### [Goal of the exercise]
Check each line of the listing, and copy it if it contains the word "title".

### [Data entries]
+ + +

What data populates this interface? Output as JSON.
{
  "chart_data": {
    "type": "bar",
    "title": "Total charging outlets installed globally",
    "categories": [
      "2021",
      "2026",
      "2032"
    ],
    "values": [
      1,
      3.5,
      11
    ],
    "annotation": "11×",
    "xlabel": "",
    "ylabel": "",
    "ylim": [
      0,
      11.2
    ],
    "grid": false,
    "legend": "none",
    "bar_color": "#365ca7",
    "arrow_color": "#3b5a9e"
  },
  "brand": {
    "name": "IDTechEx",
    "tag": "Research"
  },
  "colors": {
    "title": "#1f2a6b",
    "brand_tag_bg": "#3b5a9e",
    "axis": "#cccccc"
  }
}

+ + +

### [Exercise solution]
    "title": "Total charging outlets installed globally",
    "title": "#1f2a6b",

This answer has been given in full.